(Extracted records)
########################################

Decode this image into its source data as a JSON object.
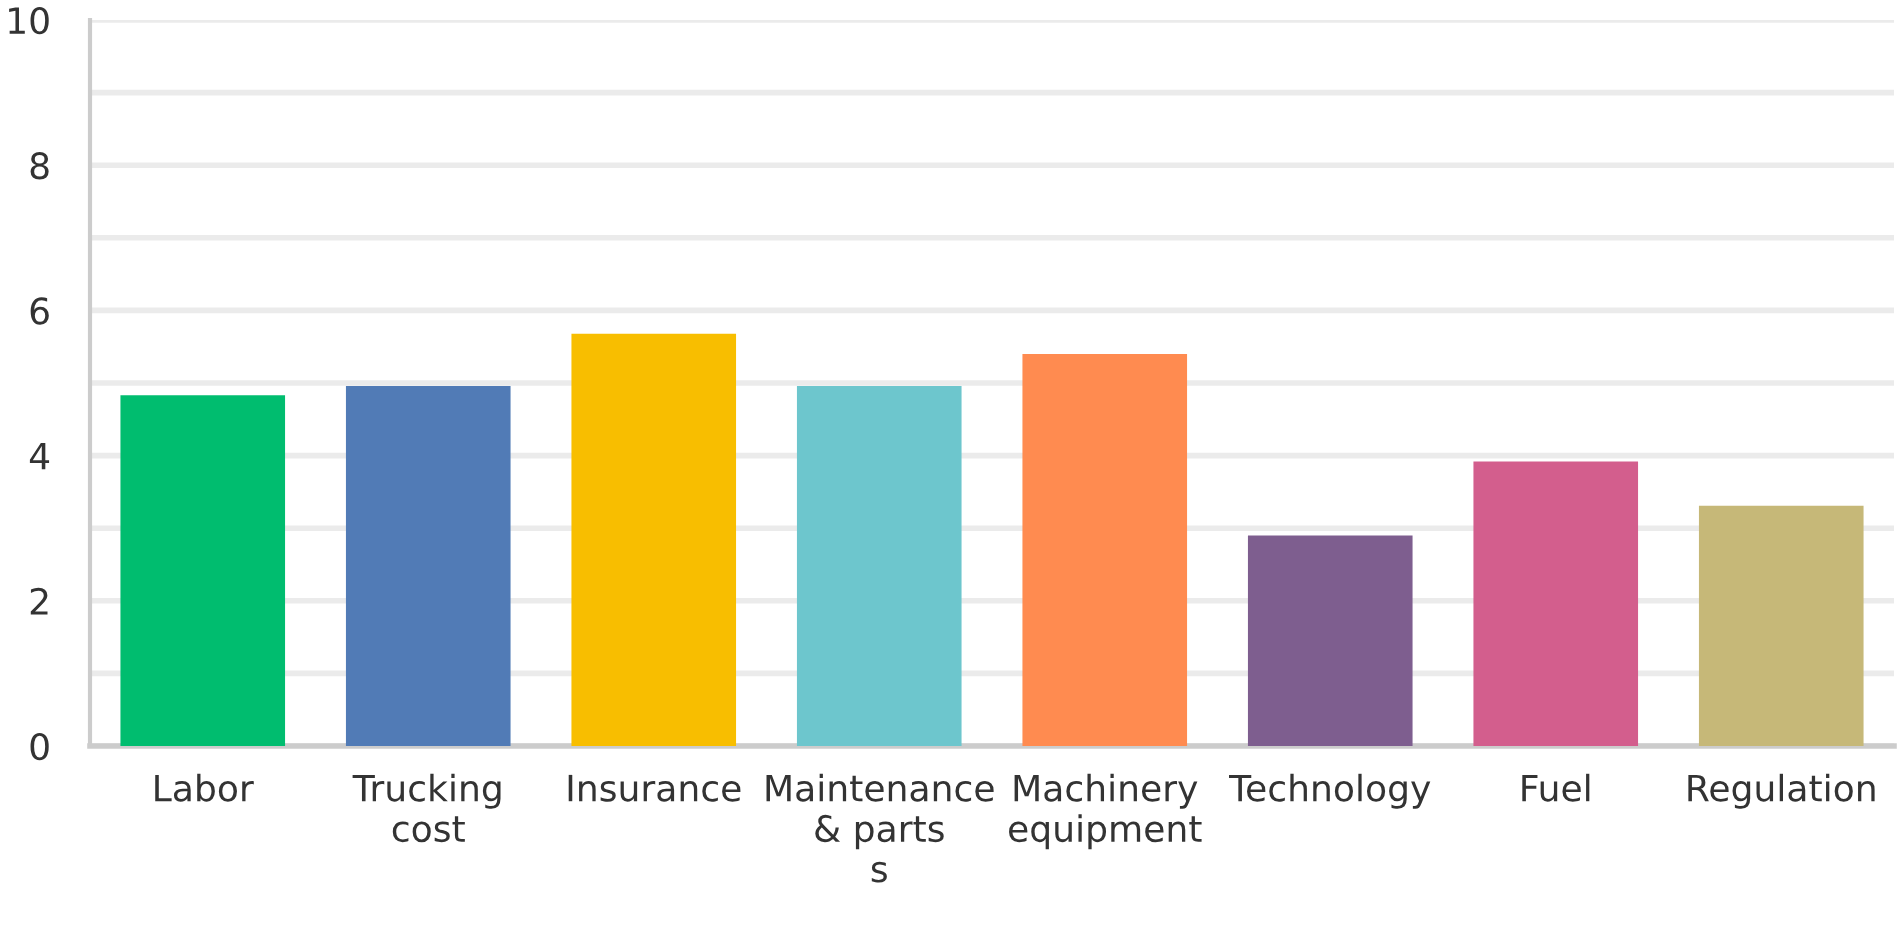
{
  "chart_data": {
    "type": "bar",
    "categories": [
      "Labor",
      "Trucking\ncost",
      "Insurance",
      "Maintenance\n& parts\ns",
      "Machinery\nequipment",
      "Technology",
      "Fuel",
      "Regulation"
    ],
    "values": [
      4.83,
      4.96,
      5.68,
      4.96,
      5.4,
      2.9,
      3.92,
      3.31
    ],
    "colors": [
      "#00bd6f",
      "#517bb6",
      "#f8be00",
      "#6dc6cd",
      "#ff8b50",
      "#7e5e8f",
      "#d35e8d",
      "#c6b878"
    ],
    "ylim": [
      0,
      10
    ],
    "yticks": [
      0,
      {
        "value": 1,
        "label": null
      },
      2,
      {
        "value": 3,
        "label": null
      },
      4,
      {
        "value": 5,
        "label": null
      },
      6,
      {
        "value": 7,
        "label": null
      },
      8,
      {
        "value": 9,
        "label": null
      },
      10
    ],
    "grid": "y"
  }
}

########################################

Transcribe every entry above exactly. Omit all pictures.

Decode this image into its source data as a JSON object.
{
  "chart_data": {
    "type": "bar",
    "categories": [
      "Labor",
      "Trucking\ncost",
      "Insurance",
      "Maintenance\n& parts\ns",
      "Machinery\nequipment",
      "Technology",
      "Fuel",
      "Regulation"
    ],
    "values": [
      4.83,
      4.96,
      5.68,
      4.96,
      5.4,
      2.9,
      3.92,
      3.31
    ],
    "colors": [
      "#00bd6f",
      "#517bb6",
      "#f8be00",
      "#6dc6cd",
      "#ff8b50",
      "#7e5e8f",
      "#d35e8d",
      "#c6b878"
    ],
    "ylim": [
      0,
      10
    ],
    "yticks": [
      0,
      {
        "value": 1,
        "label": null
      },
      2,
      {
        "value": 3,
        "label": null
      },
      4,
      {
        "value": 5,
        "label": null
      },
      6,
      {
        "value": 7,
        "label": null
      },
      8,
      {
        "value": 9,
        "label": null
      },
      10
    ],
    "grid": "y"
  }
}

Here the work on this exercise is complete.